** Begin Data extract **

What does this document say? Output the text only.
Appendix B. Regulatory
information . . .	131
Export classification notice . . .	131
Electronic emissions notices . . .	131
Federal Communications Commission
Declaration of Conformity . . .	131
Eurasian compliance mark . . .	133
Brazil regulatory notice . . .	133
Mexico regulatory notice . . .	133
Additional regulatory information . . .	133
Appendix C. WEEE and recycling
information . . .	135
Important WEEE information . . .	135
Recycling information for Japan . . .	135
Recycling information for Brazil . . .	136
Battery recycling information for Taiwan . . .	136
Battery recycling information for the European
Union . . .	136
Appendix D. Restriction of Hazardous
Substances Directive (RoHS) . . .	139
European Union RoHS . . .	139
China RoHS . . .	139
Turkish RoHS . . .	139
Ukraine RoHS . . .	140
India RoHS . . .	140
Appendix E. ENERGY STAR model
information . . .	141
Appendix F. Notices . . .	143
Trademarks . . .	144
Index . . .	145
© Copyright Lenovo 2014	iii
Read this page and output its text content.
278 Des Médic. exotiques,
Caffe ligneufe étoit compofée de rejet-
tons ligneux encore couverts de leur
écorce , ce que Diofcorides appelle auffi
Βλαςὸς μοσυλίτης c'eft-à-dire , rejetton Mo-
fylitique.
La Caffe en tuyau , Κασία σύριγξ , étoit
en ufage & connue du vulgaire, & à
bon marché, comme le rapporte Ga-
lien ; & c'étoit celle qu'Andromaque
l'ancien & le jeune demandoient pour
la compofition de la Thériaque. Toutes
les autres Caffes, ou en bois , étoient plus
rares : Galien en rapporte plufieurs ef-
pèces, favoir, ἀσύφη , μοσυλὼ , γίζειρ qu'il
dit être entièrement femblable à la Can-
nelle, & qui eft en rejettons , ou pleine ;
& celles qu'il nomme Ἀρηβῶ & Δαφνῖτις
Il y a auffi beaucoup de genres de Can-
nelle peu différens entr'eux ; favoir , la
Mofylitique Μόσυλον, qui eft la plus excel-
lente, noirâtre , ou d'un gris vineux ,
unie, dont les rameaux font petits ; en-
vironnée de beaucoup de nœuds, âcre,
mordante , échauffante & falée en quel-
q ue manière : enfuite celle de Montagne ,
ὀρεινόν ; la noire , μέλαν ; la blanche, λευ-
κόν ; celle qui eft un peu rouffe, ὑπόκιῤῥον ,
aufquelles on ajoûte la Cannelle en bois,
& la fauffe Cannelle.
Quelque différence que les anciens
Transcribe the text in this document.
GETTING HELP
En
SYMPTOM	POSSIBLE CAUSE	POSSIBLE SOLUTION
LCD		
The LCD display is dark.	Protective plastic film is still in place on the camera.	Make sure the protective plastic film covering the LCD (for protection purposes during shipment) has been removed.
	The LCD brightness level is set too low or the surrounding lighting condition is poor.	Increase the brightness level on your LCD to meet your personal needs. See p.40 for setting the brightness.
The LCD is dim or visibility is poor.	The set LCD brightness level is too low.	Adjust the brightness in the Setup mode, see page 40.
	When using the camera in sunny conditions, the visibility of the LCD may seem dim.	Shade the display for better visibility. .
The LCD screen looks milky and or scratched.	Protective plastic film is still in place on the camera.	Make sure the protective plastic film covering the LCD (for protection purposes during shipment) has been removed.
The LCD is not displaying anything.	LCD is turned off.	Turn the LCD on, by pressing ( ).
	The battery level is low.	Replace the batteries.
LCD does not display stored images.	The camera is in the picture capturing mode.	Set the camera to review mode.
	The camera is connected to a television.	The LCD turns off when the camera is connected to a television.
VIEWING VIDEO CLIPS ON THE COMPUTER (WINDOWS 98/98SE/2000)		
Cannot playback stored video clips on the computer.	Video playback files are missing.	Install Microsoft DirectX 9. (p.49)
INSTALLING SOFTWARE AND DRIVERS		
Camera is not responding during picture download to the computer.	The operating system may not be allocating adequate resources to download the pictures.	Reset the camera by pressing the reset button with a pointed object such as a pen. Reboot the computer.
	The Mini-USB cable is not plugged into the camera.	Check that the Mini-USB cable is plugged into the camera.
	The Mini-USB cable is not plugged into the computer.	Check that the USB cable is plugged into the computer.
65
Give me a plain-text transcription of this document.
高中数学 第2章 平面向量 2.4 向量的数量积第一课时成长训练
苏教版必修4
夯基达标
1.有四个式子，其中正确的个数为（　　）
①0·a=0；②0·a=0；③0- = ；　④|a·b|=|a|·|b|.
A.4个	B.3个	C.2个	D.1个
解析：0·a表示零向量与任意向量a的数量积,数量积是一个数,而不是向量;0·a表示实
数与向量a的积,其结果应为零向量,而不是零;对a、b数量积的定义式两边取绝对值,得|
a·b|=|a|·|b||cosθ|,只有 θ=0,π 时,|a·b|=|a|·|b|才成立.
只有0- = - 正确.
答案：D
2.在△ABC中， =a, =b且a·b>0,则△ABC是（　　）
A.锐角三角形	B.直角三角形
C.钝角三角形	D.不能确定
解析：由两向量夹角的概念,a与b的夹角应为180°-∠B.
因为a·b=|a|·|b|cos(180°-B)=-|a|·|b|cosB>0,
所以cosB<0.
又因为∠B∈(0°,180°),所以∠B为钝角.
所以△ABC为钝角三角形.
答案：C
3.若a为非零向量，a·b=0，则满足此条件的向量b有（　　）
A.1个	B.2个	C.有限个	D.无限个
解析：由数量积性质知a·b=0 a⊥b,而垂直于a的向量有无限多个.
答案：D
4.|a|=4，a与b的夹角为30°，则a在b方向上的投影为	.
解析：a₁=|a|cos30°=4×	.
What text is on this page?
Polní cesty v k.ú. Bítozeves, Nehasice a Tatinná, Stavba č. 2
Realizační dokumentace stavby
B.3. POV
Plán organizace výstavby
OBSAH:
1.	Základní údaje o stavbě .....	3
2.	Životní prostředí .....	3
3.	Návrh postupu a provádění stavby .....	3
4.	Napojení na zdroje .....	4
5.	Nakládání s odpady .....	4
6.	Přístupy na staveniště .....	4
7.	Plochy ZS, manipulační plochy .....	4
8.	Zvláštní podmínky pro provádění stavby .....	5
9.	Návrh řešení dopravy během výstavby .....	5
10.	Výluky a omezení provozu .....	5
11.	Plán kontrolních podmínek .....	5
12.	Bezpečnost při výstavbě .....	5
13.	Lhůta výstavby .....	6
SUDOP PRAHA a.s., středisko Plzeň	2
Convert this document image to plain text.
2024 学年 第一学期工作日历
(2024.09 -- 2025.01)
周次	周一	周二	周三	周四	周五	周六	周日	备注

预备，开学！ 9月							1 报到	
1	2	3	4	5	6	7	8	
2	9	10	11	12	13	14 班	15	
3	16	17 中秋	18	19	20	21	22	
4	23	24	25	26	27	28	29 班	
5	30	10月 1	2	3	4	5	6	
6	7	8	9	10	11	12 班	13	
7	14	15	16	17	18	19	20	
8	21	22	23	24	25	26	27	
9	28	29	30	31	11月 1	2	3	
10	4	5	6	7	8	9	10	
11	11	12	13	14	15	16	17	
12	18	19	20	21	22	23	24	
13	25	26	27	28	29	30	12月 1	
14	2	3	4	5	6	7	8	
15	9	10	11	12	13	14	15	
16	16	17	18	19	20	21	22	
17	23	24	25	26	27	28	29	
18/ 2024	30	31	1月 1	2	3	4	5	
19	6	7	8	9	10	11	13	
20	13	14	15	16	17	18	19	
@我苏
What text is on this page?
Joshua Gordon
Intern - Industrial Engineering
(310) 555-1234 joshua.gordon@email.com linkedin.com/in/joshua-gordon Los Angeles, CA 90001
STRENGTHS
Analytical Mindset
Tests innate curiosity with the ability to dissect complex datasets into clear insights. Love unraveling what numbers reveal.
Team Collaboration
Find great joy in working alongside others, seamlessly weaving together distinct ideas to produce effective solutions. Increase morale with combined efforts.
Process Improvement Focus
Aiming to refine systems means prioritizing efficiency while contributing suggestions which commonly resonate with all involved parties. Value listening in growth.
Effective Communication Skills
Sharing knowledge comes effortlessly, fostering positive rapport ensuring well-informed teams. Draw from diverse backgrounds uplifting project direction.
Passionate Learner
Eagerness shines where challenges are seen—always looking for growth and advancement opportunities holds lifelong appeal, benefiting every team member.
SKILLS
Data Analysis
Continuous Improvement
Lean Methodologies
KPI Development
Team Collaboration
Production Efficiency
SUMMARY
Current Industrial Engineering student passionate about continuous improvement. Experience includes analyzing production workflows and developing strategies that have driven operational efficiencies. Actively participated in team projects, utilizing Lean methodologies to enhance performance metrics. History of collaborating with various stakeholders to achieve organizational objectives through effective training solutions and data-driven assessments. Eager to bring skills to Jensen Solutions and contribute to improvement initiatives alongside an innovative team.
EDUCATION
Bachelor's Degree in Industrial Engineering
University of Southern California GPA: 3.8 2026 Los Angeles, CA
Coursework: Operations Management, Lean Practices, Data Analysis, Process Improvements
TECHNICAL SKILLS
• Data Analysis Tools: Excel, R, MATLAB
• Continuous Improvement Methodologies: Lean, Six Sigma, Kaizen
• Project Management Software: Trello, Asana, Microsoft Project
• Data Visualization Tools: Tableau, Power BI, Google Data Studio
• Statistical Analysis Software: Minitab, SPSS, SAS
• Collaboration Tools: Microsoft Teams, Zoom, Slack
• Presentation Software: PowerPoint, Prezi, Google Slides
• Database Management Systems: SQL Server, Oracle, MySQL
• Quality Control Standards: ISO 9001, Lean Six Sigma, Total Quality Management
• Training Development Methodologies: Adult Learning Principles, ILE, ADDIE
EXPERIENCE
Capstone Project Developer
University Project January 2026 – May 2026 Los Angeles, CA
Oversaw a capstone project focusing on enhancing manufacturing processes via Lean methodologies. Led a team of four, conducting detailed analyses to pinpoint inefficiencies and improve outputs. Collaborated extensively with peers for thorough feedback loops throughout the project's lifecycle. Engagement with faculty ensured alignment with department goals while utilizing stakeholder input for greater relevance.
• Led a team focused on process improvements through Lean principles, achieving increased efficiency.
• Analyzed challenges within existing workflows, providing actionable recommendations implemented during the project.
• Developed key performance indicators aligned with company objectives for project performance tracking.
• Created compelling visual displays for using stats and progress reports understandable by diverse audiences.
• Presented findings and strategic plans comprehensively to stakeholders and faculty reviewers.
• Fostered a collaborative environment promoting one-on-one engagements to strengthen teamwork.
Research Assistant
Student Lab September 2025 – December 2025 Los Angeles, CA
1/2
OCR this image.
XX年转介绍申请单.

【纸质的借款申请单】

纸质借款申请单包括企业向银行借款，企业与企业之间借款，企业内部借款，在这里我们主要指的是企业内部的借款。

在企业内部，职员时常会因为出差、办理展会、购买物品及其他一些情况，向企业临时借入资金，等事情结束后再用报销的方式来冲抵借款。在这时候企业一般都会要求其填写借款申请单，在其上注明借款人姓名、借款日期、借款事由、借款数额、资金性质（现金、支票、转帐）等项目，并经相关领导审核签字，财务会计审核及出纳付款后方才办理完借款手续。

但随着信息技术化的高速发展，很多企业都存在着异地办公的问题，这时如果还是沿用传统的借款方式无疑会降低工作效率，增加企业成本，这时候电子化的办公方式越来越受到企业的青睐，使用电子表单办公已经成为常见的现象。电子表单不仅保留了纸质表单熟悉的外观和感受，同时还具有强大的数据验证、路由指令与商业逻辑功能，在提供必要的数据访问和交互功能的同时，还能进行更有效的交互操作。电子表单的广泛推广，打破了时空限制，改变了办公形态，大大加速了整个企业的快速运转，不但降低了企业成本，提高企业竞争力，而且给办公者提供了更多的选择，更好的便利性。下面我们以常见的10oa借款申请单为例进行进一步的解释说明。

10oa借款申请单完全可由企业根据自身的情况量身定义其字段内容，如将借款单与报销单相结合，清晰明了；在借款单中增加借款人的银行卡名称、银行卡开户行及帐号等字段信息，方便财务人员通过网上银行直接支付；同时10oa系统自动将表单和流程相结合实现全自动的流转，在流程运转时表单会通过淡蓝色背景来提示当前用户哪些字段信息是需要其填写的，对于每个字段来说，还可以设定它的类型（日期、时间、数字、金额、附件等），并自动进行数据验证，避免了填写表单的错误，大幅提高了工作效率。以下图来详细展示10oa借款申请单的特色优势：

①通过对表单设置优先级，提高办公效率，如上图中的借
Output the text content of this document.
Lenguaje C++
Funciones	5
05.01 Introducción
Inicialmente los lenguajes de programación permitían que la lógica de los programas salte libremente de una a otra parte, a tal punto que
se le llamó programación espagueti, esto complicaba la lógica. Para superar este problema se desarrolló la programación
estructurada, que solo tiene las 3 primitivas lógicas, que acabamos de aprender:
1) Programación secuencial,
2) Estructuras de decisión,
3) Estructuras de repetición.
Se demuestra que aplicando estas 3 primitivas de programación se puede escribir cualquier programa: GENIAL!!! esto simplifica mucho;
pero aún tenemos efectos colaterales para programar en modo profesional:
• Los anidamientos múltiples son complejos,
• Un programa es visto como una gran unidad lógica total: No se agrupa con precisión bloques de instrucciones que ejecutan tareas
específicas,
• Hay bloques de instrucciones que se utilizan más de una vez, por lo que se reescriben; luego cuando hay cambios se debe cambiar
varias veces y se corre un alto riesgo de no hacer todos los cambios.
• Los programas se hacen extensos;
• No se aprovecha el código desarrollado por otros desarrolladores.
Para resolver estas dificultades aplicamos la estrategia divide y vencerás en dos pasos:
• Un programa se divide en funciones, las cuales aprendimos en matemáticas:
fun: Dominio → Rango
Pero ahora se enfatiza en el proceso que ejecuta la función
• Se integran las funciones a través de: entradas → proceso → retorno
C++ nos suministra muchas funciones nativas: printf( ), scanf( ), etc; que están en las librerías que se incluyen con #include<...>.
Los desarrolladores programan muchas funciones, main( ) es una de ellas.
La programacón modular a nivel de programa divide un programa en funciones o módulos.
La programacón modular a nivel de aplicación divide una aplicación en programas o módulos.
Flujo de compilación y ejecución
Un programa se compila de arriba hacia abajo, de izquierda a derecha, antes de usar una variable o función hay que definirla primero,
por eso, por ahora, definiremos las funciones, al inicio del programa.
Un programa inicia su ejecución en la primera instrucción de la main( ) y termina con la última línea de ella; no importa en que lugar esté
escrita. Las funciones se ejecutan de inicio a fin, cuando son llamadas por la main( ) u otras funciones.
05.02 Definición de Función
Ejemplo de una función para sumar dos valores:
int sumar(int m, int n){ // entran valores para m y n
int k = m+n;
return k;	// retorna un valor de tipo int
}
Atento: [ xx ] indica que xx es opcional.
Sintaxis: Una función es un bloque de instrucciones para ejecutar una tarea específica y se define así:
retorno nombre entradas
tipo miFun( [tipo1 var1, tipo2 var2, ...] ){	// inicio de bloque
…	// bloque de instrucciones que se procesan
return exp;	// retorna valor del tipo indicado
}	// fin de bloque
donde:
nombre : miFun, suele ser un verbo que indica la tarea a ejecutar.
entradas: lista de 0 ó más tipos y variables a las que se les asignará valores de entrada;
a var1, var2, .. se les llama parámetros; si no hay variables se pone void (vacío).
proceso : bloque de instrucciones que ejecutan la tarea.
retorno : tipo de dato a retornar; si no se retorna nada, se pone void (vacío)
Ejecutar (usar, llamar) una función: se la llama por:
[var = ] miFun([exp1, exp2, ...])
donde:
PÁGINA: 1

** End Data extract **

**Description of the task:** Find every line in the records above that contains the word "does", and copy each one.

**Written answer:**
What does this document say? Output the text only.
LCD does not display stored images.	The camera is in the picture capturing mode.	Set the camera to review mode.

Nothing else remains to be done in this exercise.